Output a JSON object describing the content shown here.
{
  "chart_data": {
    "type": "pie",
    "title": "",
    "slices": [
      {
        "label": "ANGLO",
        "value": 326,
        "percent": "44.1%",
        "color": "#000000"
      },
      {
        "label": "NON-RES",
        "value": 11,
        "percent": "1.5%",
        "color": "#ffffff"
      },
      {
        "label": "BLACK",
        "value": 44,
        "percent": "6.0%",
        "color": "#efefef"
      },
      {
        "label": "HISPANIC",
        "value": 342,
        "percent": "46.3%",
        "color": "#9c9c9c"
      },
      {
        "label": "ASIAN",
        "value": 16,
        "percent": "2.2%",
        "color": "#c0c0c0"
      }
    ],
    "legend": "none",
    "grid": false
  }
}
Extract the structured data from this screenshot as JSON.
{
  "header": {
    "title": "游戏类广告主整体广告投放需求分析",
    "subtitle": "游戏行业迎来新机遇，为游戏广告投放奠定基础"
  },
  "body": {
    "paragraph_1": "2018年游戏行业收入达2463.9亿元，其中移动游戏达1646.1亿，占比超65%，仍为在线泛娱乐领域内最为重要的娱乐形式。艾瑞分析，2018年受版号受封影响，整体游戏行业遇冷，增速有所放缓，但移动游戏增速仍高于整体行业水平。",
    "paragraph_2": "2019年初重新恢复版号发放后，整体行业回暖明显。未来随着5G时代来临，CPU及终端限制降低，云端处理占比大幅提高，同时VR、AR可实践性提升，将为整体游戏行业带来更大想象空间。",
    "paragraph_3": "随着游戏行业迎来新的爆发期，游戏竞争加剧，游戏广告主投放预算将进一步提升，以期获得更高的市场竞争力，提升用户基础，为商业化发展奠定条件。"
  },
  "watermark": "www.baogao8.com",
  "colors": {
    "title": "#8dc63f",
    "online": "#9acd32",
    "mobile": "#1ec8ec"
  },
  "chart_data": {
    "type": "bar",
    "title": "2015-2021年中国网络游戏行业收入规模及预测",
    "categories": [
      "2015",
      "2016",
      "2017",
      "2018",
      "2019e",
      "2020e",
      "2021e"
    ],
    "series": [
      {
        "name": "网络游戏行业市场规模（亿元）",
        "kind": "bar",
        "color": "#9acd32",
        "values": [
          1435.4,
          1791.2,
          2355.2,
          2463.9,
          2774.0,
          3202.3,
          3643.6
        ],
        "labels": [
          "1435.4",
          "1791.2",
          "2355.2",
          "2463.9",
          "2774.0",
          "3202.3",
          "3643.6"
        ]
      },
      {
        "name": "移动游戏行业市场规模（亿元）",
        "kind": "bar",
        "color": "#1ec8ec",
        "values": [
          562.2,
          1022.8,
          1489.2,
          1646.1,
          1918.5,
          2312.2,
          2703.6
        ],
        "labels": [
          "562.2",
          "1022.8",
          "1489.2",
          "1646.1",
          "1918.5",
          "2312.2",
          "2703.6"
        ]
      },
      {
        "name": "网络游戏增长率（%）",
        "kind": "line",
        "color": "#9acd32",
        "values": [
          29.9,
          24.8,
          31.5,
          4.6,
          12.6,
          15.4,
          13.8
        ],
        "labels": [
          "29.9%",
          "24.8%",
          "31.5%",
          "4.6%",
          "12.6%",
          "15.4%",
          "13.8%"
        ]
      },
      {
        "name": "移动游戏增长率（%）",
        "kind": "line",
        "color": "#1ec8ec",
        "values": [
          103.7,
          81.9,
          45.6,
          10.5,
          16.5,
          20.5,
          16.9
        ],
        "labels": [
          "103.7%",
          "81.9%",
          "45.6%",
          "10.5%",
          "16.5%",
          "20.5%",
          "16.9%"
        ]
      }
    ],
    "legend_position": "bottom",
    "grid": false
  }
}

********

### Work to complete:
Pick out and copy the lines of the entries that hold the string "name".

### Output for this exercise:
        "name": "网络游戏行业市场规模（亿元）",
        "name": "移动游戏行业市场规模（亿元）",
        "name": "网络游戏增长率（%）",
        "name": "移动游戏增长率（%）",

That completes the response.